> [Problem details]:
Print the entries that appear below, exactly as written and without their pictures.

> [Stored data]:

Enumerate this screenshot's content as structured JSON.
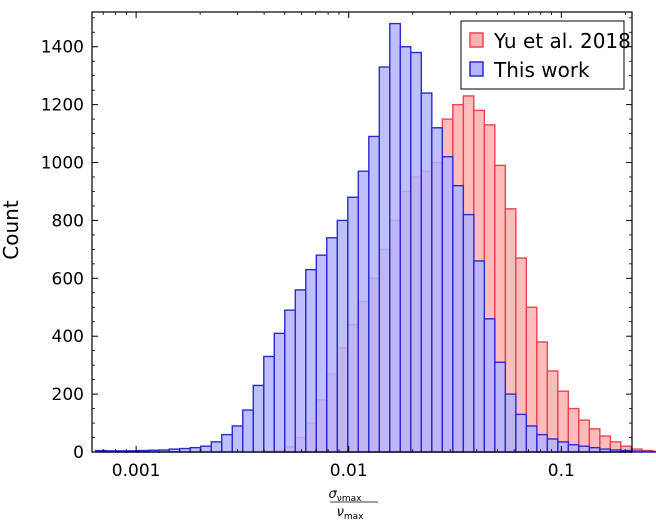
{
  "chart_data": {
    "type": "bar",
    "xscale": "log",
    "xlim": [
      0.00062,
      0.215
    ],
    "ylim": [
      0,
      1520
    ],
    "ylabel": "Count",
    "xlabel": {
      "numerator": "σ",
      "numerator_sub": "νmax",
      "denominator": "ν",
      "denominator_sub": "max"
    },
    "x_ticks": [
      {
        "value": 0.001,
        "label": "0.001"
      },
      {
        "value": 0.01,
        "label": "0.01"
      },
      {
        "value": 0.1,
        "label": "0.1"
      }
    ],
    "y_ticks": [
      {
        "value": 0,
        "label": "0"
      },
      {
        "value": 200,
        "label": "200"
      },
      {
        "value": 400,
        "label": "400"
      },
      {
        "value": 600,
        "label": "600"
      },
      {
        "value": 800,
        "label": "800"
      },
      {
        "value": 1000,
        "label": "1000"
      },
      {
        "value": 1200,
        "label": "1200"
      },
      {
        "value": 1400,
        "label": "1400"
      }
    ],
    "legend_position": "top-right",
    "bin_log10_start": -3.19,
    "bin_log10_width": 0.0494,
    "series": [
      {
        "name": "Yu et al. 2018",
        "face": "#ffb0b0",
        "edge": "#e8454f",
        "values": [
          0,
          0,
          0,
          0,
          0,
          0,
          0,
          0,
          0,
          0,
          0,
          0,
          0,
          0,
          0,
          0,
          2,
          4,
          18,
          50,
          100,
          180,
          270,
          360,
          440,
          520,
          600,
          700,
          800,
          900,
          950,
          970,
          1000,
          1150,
          1200,
          1230,
          1180,
          1130,
          990,
          840,
          670,
          500,
          380,
          280,
          210,
          150,
          110,
          80,
          55,
          35,
          20,
          10,
          5,
          3,
          2,
          2
        ]
      },
      {
        "name": "This work",
        "face": "#b4b4ff",
        "edge": "#2b2bd0",
        "values": [
          5,
          4,
          4,
          4,
          5,
          6,
          7,
          10,
          12,
          15,
          20,
          35,
          60,
          90,
          145,
          230,
          330,
          410,
          490,
          560,
          630,
          680,
          740,
          800,
          880,
          970,
          1090,
          1330,
          1480,
          1400,
          1380,
          1240,
          1120,
          1020,
          920,
          820,
          660,
          460,
          310,
          200,
          130,
          90,
          60,
          45,
          35,
          25,
          20,
          15,
          10,
          7,
          5,
          3,
          2,
          1,
          1
        ]
      }
    ]
  }
}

> [Expected output]:
Enumerate this screenshot's content as structured JSON.
{
  "chart_data": {
    "type": "bar",
    "xscale": "log",
    "xlim": [
      0.00062,
      0.215
    ],
    "ylim": [
      0,
      1520
    ],
    "ylabel": "Count",
    "xlabel": {
      "numerator": "σ",
      "numerator_sub": "νmax",
      "denominator": "ν",
      "denominator_sub": "max"
    },
    "x_ticks": [
      {
        "value": 0.001,
        "label": "0.001"
      },
      {
        "value": 0.01,
        "label": "0.01"
      },
      {
        "value": 0.1,
        "label": "0.1"
      }
    ],
    "y_ticks": [
      {
        "value": 0,
        "label": "0"
      },
      {
        "value": 200,
        "label": "200"
      },
      {
        "value": 400,
        "label": "400"
      },
      {
        "value": 600,
        "label": "600"
      },
      {
        "value": 800,
        "label": "800"
      },
      {
        "value": 1000,
        "label": "1000"
      },
      {
        "value": 1200,
        "label": "1200"
      },
      {
        "value": 1400,
        "label": "1400"
      }
    ],
    "legend_position": "top-right",
    "bin_log10_start": -3.19,
    "bin_log10_width": 0.0494,
    "series": [
      {
        "name": "Yu et al. 2018",
        "face": "#ffb0b0",
        "edge": "#e8454f",
        "values": [
          0,
          0,
          0,
          0,
          0,
          0,
          0,
          0,
          0,
          0,
          0,
          0,
          0,
          0,
          0,
          0,
          2,
          4,
          18,
          50,
          100,
          180,
          270,
          360,
          440,
          520,
          600,
          700,
          800,
          900,
          950,
          970,
          1000,
          1150,
          1200,
          1230,
          1180,
          1130,
          990,
          840,
          670,
          500,
          380,
          280,
          210,
          150,
          110,
          80,
          55,
          35,
          20,
          10,
          5,
          3,
          2,
          2
        ]
      },
      {
        "name": "This work",
        "face": "#b4b4ff",
        "edge": "#2b2bd0",
        "values": [
          5,
          4,
          4,
          4,
          5,
          6,
          7,
          10,
          12,
          15,
          20,
          35,
          60,
          90,
          145,
          230,
          330,
          410,
          490,
          560,
          630,
          680,
          740,
          800,
          880,
          970,
          1090,
          1330,
          1480,
          1400,
          1380,
          1240,
          1120,
          1020,
          920,
          820,
          660,
          460,
          310,
          200,
          130,
          90,
          60,
          45,
          35,
          25,
          20,
          15,
          10,
          7,
          5,
          3,
          2,
          1,
          1
        ]
      }
    ]
  }
}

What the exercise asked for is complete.